Dataset entries
================

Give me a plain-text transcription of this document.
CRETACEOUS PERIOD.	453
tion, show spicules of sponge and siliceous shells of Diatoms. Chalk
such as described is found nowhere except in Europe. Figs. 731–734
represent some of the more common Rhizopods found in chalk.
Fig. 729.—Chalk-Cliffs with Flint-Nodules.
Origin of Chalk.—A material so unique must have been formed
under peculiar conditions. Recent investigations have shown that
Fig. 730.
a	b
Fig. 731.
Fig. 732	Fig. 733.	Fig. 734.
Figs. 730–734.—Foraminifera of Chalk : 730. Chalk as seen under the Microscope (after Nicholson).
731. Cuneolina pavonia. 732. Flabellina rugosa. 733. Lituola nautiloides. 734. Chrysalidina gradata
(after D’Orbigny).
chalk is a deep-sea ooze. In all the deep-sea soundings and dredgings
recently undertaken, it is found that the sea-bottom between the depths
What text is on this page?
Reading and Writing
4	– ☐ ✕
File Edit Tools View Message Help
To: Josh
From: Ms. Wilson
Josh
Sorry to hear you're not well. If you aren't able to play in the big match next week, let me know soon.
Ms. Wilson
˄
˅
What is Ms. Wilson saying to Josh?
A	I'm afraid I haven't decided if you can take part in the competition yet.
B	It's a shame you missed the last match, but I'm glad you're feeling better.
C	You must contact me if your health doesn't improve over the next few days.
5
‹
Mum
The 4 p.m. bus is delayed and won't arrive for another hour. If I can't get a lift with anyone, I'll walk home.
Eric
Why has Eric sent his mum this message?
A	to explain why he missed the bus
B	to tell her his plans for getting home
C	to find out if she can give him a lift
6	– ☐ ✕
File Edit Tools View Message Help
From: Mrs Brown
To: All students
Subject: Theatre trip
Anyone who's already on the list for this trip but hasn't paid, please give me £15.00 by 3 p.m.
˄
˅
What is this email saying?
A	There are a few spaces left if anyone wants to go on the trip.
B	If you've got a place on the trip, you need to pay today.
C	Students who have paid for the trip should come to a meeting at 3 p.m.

================

# [WHAT YOU NEED TO DO]
Retype, exactly and only, the lines running from the one with "What text is on this page?" through the final line of the listing above.

# [FINAL ANSWER]
What text is on this page?
Reading and Writing
4	– ☐ ✕
File Edit Tools View Message Help
To: Josh
From: Ms. Wilson
Josh
Sorry to hear you're not well. If you aren't able to play in the big match next week, let me know soon.
Ms. Wilson
˄
˅
What is Ms. Wilson saying to Josh?
A	I'm afraid I haven't decided if you can take part in the competition yet.
B	It's a shame you missed the last match, but I'm glad you're feeling better.
C	You must contact me if your health doesn't improve over the next few days.
5
‹
Mum
The 4 p.m. bus is delayed and won't arrive for another hour. If I can't get a lift with anyone, I'll walk home.
Eric
Why has Eric sent his mum this message?
A	to explain why he missed the bus
B	to tell her his plans for getting home
C	to find out if she can give him a lift
6	– ☐ ✕
File Edit Tools View Message Help
From: Mrs Brown
To: All students
Subject: Theatre trip
Anyone who's already on the list for this trip but hasn't paid, please give me £15.00 by 3 p.m.
˄
˅
What is this email saying?
A	There are a few spaces left if anyone wants to go on the trip.
B	If you've got a place on the trip, you need to pay today.
C	Students who have paid for the trip should come to a meeting at 3 p.m.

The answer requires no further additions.